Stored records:
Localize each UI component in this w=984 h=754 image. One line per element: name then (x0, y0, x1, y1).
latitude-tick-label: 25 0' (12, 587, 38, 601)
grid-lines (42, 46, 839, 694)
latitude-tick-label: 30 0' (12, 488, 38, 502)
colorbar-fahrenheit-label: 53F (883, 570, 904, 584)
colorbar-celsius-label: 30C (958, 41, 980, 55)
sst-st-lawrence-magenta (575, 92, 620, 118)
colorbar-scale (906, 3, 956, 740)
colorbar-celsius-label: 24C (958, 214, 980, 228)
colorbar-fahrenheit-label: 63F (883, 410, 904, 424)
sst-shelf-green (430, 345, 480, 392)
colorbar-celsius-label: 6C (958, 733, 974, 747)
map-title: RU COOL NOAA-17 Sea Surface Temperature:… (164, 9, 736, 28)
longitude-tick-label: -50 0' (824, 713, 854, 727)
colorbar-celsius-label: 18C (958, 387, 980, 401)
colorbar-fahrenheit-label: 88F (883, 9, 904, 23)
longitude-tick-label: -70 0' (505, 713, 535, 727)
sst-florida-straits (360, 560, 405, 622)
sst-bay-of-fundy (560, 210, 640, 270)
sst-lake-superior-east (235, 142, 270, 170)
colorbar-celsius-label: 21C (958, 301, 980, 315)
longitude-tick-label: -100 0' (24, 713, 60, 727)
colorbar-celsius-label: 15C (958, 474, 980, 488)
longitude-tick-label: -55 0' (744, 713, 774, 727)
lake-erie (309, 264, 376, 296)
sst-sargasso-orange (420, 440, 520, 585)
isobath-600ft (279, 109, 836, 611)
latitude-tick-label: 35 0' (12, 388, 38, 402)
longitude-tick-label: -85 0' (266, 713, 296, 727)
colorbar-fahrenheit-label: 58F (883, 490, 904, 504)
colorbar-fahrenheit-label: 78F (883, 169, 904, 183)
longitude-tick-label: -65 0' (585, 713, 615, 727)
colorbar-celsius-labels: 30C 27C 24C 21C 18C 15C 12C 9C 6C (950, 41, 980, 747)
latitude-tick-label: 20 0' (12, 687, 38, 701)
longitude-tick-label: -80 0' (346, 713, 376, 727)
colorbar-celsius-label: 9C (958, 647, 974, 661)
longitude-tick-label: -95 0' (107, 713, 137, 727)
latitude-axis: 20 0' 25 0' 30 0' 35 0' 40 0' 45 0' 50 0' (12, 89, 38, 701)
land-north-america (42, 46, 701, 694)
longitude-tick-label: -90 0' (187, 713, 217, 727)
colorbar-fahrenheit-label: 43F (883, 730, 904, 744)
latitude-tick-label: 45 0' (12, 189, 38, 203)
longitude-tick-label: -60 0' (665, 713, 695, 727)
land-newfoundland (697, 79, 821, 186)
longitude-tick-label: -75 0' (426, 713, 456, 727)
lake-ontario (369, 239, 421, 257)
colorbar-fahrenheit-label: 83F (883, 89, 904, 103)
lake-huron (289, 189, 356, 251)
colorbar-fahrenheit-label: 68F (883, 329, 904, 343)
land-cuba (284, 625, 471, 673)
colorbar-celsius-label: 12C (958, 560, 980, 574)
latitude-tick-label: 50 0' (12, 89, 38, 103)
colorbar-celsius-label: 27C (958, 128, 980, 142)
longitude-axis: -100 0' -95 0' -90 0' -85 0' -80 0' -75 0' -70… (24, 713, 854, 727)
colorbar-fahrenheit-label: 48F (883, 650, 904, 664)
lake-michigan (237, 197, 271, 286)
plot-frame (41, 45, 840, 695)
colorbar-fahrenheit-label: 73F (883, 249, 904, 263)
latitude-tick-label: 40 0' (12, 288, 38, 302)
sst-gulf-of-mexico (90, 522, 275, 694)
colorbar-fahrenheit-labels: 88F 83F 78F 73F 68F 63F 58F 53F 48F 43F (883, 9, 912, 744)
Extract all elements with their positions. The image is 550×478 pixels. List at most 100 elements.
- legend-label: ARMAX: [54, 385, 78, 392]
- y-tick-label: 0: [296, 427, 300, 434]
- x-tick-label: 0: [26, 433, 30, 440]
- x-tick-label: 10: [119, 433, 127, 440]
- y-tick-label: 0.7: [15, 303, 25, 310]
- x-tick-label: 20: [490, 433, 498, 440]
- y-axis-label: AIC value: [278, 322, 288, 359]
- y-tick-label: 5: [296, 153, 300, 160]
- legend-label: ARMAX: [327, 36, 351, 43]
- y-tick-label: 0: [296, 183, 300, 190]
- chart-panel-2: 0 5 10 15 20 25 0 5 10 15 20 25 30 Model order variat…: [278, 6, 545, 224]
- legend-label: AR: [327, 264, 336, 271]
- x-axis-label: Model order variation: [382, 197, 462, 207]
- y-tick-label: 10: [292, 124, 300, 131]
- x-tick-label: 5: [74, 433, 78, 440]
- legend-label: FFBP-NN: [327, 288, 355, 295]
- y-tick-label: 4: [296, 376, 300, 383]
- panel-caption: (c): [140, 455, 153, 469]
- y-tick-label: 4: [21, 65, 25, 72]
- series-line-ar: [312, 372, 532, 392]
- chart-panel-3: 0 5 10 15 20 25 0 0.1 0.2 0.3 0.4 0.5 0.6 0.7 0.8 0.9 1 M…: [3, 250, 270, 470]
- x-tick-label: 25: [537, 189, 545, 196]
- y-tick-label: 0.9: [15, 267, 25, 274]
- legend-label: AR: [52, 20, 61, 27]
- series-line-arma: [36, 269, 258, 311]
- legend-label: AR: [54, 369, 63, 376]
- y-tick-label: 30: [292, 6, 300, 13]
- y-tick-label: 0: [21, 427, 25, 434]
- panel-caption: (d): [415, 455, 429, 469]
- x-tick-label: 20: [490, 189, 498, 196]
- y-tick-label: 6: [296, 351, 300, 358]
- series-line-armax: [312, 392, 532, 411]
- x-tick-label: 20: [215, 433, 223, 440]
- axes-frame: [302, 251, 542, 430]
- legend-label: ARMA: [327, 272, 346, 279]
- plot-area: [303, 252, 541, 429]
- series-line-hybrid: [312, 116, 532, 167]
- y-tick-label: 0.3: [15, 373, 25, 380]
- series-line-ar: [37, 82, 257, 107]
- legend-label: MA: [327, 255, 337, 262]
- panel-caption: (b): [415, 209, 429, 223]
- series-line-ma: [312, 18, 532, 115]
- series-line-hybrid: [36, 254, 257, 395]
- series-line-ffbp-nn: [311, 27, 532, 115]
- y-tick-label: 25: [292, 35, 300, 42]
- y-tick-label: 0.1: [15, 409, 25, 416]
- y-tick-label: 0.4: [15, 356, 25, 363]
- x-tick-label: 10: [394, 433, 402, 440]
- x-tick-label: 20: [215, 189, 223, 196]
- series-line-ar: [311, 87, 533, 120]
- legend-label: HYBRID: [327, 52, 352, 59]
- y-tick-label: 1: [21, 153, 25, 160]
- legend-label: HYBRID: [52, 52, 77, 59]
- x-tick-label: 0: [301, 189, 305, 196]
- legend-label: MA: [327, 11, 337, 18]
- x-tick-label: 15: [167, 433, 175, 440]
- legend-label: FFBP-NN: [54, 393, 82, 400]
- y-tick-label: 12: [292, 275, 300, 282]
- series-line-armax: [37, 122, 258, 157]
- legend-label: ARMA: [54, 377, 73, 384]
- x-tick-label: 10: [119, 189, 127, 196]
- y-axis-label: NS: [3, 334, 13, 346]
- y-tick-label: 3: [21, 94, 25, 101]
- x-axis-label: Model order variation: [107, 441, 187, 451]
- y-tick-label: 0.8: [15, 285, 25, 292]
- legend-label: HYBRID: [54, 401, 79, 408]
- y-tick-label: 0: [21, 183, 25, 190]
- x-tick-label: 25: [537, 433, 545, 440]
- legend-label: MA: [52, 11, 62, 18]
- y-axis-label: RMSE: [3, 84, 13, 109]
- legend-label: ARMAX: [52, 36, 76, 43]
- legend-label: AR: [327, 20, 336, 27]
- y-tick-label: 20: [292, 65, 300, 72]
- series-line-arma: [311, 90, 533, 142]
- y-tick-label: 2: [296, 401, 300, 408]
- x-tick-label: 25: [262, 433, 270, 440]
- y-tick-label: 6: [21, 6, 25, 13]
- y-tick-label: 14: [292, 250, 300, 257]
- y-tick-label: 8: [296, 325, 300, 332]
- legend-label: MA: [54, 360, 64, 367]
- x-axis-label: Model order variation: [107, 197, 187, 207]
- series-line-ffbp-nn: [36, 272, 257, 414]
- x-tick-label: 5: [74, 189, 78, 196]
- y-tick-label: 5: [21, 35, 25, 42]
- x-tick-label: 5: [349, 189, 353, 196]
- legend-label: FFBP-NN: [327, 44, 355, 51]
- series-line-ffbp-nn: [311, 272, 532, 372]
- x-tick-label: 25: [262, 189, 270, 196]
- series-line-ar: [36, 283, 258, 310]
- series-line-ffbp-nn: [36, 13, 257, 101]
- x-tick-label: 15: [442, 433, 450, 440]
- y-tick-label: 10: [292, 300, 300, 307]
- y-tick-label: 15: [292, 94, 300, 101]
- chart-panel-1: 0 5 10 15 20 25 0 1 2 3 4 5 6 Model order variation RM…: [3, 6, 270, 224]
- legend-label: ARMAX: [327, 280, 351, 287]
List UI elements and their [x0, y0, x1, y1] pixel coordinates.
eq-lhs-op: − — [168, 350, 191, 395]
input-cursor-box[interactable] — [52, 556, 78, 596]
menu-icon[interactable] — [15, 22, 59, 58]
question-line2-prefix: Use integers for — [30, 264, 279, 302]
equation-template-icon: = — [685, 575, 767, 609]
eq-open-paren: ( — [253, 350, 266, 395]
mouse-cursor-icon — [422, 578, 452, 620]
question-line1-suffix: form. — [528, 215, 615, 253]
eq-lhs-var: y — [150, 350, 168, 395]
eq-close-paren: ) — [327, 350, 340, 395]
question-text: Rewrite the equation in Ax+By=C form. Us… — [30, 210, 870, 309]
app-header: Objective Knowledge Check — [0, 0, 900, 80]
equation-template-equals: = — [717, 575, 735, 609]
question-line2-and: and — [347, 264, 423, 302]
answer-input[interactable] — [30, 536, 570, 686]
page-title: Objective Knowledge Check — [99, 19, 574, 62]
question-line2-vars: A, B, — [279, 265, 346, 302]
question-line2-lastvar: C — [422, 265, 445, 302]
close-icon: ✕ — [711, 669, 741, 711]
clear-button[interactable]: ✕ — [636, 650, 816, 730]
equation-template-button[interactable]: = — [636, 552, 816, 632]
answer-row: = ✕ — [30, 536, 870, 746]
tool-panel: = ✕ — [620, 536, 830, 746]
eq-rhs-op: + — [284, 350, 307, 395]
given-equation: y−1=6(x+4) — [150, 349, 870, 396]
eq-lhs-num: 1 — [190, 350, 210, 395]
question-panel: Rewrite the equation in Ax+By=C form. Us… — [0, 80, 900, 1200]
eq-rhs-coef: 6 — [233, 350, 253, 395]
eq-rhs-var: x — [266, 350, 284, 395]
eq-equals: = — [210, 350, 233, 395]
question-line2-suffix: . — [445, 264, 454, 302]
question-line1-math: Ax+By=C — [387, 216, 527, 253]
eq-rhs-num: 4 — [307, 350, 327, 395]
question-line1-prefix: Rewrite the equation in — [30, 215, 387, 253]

*WRITTEN TASK*
Give again, without any change, the lines of the records from the first line through the line that contains "sst-st-lawrence-magenta (575, 92, 620, 118)", including both of those lines.

*WRITTEN RESPONSE*
Localize each UI component in this w=984 h=754 image. One line per element: name then (x0, y0, x1, y1).
latitude-tick-label: 25 0' (12, 587, 38, 601)
grid-lines (42, 46, 839, 694)
latitude-tick-label: 30 0' (12, 488, 38, 502)
colorbar-fahrenheit-label: 53F (883, 570, 904, 584)
colorbar-celsius-label: 30C (958, 41, 980, 55)
sst-st-lawrence-magenta (575, 92, 620, 118)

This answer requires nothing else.